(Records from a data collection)
---+---

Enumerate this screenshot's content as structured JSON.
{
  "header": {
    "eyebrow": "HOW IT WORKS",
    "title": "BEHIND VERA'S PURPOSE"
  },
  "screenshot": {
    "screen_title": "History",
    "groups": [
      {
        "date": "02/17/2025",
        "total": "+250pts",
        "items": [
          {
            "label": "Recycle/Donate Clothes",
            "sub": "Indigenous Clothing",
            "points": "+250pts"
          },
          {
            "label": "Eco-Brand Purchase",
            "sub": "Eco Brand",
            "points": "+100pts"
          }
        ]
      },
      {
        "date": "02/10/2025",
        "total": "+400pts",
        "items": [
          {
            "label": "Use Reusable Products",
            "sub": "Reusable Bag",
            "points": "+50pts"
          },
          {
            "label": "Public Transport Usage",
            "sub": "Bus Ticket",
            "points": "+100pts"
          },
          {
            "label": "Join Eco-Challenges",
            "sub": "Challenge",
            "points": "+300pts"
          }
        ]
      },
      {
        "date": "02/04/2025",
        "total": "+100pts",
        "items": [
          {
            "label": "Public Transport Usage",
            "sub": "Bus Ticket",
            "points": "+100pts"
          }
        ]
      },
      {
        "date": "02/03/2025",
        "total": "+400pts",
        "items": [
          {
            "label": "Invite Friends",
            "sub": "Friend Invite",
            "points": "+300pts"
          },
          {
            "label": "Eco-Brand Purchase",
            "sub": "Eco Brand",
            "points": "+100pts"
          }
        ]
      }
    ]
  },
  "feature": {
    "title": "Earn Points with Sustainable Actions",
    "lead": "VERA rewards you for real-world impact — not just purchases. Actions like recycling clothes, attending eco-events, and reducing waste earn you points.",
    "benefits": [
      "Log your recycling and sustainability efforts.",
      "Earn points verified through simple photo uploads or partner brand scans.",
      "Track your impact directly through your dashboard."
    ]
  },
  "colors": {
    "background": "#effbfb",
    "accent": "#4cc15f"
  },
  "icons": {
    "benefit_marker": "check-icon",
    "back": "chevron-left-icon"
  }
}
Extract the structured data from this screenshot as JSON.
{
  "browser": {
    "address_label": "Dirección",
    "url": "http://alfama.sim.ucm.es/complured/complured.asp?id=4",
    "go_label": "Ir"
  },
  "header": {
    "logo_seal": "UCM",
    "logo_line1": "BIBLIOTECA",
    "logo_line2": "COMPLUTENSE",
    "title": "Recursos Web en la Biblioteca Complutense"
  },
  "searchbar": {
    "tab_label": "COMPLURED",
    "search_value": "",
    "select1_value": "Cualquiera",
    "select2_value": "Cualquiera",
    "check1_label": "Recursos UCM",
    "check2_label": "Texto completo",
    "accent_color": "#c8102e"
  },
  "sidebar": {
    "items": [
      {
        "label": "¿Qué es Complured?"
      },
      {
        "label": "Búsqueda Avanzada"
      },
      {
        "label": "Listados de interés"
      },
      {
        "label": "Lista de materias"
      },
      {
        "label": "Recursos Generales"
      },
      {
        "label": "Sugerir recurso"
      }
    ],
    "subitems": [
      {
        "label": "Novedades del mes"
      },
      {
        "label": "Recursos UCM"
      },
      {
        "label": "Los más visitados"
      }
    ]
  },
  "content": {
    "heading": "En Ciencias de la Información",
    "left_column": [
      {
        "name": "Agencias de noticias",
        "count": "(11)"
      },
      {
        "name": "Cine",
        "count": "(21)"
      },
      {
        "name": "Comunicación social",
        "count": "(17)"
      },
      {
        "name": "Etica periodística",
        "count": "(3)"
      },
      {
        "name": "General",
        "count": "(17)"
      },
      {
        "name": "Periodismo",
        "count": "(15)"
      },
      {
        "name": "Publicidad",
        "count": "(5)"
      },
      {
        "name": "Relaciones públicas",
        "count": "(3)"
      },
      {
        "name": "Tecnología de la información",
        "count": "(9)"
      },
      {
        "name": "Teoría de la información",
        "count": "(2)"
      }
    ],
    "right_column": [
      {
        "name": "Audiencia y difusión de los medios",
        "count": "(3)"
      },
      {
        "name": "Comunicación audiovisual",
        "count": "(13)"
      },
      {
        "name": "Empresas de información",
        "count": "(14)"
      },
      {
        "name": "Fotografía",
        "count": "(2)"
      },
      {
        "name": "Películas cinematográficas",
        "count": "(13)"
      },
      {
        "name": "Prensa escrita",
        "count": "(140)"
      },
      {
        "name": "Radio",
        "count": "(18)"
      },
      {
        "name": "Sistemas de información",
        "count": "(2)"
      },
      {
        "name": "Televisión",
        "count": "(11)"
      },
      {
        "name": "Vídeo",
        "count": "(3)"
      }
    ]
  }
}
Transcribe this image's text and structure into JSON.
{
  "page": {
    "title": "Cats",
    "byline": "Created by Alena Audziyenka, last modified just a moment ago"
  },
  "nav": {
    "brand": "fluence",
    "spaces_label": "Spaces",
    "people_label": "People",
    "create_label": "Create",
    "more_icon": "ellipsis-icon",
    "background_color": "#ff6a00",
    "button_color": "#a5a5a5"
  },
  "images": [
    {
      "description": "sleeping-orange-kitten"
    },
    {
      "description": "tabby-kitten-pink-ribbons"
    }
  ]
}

---+---

The problem
Give back the lines above exactly, from the one with "Transcribe this image's" through the last line.

Finished answer
Transcribe this image's text and structure into JSON.
{
  "page": {
    "title": "Cats",
    "byline": "Created by Alena Audziyenka, last modified just a moment ago"
  },
  "nav": {
    "brand": "fluence",
    "spaces_label": "Spaces",
    "people_label": "People",
    "create_label": "Create",
    "more_icon": "ellipsis-icon",
    "background_color": "#ff6a00",
    "button_color": "#a5a5a5"
  },
  "images": [
    {
      "description": "sleeping-orange-kitten"
    },
    {
      "description": "tabby-kitten-pink-ribbons"
    }
  ]
}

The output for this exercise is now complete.